* [WHAT IS EXPECTED]
What number of lines contain the word "Adjusted"? Reply with the number and nothing else.

* [DATA FOR THE TASK]
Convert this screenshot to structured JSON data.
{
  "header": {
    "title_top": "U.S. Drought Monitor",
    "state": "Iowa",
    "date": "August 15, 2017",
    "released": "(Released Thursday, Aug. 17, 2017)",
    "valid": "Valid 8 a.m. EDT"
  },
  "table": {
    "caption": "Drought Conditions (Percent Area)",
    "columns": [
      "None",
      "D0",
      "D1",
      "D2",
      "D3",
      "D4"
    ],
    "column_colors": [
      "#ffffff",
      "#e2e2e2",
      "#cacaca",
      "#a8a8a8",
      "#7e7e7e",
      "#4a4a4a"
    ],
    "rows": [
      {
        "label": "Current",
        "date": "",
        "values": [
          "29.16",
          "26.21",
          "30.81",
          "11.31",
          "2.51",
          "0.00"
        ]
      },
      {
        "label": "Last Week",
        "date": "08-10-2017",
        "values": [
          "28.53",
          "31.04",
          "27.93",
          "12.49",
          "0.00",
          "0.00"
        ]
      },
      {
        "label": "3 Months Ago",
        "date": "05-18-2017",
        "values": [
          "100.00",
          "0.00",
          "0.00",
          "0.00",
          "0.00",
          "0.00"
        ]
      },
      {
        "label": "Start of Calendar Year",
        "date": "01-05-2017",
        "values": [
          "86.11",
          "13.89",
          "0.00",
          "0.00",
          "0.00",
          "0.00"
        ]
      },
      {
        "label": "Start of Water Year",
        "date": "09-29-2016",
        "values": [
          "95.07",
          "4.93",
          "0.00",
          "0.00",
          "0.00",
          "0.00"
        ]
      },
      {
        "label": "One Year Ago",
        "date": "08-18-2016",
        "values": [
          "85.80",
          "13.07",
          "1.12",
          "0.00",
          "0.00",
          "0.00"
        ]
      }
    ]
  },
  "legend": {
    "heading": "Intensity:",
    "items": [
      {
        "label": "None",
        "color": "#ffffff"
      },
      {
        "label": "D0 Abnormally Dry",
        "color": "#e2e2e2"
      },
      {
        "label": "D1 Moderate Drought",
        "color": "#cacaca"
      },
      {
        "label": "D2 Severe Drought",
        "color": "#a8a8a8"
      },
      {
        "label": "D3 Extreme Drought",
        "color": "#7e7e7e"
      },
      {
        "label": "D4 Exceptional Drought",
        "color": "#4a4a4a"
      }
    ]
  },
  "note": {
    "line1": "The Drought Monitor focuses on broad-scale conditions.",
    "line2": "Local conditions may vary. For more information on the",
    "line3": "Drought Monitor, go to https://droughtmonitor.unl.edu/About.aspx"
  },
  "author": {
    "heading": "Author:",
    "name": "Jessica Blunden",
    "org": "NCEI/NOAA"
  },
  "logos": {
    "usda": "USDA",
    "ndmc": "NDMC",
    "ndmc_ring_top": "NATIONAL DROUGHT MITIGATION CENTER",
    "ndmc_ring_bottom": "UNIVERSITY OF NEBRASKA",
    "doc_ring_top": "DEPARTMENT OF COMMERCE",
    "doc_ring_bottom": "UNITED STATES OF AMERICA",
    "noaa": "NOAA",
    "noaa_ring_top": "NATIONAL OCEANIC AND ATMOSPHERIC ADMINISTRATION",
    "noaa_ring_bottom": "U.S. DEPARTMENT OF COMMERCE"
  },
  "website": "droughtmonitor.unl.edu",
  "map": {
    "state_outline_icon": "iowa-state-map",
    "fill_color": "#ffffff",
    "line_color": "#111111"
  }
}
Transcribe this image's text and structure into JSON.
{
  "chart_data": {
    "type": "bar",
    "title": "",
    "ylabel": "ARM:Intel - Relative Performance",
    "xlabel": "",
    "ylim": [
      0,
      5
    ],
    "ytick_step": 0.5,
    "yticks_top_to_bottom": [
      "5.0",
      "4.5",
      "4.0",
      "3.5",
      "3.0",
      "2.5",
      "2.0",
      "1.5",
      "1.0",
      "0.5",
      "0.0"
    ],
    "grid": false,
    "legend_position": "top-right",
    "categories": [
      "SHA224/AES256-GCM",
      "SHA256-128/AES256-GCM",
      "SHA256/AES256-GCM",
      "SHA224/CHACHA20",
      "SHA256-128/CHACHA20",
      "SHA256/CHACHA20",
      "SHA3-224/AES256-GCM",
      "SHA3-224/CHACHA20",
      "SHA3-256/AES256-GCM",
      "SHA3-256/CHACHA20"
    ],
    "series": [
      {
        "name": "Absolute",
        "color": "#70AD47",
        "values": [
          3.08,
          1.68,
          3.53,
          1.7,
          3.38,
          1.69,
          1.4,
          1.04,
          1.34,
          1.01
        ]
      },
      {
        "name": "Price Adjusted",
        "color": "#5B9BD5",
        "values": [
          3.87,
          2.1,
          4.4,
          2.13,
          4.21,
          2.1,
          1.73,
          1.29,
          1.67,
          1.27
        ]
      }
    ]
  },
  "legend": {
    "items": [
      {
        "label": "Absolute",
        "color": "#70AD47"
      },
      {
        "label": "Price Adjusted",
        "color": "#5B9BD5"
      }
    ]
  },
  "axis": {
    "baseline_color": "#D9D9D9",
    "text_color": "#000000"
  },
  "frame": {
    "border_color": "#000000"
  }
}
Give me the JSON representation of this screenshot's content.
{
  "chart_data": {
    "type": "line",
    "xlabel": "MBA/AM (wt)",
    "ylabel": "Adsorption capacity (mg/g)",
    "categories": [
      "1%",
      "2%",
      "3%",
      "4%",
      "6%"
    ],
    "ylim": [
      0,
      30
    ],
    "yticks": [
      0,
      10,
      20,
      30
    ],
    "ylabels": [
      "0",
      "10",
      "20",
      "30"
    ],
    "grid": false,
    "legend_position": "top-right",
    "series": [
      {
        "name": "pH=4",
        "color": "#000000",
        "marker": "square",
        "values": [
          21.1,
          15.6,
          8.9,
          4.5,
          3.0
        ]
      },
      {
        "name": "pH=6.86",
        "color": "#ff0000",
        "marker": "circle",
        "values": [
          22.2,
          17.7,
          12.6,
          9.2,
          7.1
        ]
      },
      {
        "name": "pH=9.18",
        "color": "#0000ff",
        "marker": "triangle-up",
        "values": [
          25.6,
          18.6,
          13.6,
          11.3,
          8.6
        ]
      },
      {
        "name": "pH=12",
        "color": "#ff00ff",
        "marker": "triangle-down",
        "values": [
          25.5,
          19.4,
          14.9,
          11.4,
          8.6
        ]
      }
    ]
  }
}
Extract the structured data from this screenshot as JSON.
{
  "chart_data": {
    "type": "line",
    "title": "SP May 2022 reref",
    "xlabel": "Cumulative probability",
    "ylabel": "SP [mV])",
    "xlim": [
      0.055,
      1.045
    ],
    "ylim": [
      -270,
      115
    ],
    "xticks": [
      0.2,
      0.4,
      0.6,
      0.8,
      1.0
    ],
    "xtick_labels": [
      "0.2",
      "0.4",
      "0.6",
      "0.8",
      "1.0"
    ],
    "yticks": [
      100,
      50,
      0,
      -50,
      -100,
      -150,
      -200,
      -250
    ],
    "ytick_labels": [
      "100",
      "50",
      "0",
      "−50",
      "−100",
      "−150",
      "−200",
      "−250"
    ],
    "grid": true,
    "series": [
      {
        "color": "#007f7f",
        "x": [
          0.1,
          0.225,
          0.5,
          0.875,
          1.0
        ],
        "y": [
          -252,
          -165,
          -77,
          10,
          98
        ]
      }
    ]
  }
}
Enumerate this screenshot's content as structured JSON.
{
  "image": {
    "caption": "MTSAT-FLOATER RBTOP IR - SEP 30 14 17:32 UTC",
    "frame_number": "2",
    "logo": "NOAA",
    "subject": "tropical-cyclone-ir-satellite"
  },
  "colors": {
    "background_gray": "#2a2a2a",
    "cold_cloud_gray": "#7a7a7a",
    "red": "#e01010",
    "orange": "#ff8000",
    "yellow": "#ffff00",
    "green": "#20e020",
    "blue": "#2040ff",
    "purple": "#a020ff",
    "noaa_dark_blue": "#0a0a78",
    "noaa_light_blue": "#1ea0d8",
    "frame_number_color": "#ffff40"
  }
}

* [COMPLETE RESPONSE]
2